→ **WHAT YOU ARE ASKED TO DO**
In the records below, update the lines from the line with "Give me the" to the line with "- data-point: [774, 353, 778, 358]" by changing "data-point" to "marker" and leaving everything else the same. Give back only those lines.

==*==

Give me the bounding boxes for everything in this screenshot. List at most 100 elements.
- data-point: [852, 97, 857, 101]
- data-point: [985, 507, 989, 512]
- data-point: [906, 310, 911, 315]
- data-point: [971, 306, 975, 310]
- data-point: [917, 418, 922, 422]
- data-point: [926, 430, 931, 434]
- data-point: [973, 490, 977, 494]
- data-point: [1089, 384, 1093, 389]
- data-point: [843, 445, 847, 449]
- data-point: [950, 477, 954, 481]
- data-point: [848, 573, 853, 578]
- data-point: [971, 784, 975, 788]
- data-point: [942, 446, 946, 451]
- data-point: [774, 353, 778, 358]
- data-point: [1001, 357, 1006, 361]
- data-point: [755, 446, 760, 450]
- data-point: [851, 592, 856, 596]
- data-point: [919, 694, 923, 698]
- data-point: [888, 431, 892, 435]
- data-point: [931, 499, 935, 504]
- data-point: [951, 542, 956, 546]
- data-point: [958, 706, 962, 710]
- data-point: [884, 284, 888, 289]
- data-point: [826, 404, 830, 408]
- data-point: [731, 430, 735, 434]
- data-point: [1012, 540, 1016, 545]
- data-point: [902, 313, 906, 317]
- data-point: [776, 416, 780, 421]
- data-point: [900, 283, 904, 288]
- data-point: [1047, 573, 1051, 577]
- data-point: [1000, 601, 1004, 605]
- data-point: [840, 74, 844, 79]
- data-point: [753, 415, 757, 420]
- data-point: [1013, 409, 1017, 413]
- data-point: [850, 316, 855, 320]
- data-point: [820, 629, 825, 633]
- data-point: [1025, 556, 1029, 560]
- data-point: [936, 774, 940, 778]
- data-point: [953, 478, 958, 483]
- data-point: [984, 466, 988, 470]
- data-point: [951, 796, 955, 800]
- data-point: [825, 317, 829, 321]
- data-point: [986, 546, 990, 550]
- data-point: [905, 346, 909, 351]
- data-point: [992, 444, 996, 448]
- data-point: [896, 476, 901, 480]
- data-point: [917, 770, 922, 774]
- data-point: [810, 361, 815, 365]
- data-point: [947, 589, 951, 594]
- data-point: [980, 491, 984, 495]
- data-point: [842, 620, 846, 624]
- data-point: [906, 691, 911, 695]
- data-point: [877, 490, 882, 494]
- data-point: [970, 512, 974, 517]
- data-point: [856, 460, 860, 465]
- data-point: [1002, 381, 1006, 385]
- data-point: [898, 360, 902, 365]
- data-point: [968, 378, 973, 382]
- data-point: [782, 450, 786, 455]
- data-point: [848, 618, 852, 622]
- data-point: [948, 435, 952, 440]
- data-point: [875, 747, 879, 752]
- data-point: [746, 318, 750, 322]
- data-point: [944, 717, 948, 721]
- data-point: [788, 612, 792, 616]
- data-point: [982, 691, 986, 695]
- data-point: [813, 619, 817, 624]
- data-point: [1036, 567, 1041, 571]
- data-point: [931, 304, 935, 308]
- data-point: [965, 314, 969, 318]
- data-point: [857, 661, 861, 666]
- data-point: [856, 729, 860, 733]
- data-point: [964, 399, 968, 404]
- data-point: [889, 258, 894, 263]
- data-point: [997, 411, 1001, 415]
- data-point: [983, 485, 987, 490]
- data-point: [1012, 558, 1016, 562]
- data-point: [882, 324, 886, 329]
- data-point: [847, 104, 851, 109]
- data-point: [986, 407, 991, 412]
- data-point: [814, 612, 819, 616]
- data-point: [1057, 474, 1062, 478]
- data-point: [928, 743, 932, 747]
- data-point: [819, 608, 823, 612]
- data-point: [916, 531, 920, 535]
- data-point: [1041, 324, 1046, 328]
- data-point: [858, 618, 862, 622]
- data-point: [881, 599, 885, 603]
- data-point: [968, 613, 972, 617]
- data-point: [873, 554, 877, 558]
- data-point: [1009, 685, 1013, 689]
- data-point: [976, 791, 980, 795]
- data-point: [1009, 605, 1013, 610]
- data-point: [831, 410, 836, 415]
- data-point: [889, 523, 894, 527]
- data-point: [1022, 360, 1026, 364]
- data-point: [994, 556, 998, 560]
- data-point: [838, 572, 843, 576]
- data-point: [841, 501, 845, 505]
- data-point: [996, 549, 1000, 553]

==*==

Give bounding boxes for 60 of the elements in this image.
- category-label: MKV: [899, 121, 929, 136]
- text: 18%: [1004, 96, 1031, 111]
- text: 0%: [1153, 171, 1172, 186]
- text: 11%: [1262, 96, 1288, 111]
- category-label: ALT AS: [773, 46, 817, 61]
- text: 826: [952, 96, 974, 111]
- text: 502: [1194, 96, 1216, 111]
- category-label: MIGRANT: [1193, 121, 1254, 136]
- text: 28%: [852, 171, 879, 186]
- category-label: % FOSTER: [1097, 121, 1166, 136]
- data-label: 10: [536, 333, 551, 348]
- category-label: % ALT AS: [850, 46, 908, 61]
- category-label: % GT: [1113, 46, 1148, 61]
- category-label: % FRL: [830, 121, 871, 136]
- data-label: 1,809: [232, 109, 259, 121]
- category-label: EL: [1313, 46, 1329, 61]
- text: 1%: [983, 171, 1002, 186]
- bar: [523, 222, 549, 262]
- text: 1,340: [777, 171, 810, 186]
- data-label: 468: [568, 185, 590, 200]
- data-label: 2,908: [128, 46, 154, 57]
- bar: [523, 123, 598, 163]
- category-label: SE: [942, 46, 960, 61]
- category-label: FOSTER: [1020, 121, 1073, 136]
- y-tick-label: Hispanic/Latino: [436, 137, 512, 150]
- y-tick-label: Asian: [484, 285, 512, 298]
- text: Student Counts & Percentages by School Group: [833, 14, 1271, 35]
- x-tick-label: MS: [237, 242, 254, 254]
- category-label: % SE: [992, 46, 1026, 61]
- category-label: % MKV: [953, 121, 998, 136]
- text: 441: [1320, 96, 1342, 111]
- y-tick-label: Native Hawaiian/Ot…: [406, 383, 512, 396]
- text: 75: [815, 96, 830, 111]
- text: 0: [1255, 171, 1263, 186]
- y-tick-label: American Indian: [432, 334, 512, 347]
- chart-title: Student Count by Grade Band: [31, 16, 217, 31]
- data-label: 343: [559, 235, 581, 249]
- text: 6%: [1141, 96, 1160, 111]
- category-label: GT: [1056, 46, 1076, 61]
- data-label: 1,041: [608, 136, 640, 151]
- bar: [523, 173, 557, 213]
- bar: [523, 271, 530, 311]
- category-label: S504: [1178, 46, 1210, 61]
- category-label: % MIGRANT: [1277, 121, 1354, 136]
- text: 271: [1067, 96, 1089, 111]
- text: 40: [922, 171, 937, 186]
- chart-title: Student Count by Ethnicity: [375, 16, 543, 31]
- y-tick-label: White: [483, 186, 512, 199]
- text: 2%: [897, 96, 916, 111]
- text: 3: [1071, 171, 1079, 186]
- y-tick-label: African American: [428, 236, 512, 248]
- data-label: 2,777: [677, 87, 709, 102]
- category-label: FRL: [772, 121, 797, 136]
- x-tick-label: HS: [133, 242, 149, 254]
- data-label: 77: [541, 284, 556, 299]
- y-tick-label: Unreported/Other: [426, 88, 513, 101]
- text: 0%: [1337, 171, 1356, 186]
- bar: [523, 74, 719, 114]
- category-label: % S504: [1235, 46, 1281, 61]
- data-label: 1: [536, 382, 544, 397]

==*==

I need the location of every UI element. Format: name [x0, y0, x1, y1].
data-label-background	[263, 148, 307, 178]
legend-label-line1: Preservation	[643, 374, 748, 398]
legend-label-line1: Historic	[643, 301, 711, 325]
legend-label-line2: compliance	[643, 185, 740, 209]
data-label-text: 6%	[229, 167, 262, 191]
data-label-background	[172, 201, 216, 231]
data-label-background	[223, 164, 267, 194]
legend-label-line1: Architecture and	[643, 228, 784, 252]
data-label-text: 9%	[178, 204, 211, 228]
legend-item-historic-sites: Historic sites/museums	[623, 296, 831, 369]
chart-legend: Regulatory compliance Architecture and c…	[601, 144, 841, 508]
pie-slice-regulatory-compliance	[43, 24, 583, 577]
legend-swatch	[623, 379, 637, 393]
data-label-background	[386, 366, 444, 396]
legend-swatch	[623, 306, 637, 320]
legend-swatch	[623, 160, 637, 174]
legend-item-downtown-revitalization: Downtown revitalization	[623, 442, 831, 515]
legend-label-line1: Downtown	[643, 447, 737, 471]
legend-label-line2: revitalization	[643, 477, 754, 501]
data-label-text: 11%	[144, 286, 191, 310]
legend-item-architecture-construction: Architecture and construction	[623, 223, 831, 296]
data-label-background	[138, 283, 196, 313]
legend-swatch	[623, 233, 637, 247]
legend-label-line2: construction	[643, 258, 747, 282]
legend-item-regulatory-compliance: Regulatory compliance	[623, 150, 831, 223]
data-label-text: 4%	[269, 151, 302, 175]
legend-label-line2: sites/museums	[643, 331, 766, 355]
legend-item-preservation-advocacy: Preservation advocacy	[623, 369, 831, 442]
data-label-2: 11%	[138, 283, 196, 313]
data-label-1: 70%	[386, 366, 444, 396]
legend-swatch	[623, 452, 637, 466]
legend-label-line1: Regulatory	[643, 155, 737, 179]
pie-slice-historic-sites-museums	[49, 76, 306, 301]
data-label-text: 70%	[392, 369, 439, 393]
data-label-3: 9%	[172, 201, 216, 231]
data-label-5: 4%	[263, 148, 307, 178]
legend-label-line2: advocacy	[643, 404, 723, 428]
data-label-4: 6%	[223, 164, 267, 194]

==*==

→ **TASK SOLUTION**
Give me the bounding boxes for everything in this screenshot. List at most 100 elements.
- marker: [852, 97, 857, 101]
- marker: [985, 507, 989, 512]
- marker: [906, 310, 911, 315]
- marker: [971, 306, 975, 310]
- marker: [917, 418, 922, 422]
- marker: [926, 430, 931, 434]
- marker: [973, 490, 977, 494]
- marker: [1089, 384, 1093, 389]
- marker: [843, 445, 847, 449]
- marker: [950, 477, 954, 481]
- marker: [848, 573, 853, 578]
- marker: [971, 784, 975, 788]
- marker: [942, 446, 946, 451]
- marker: [774, 353, 778, 358]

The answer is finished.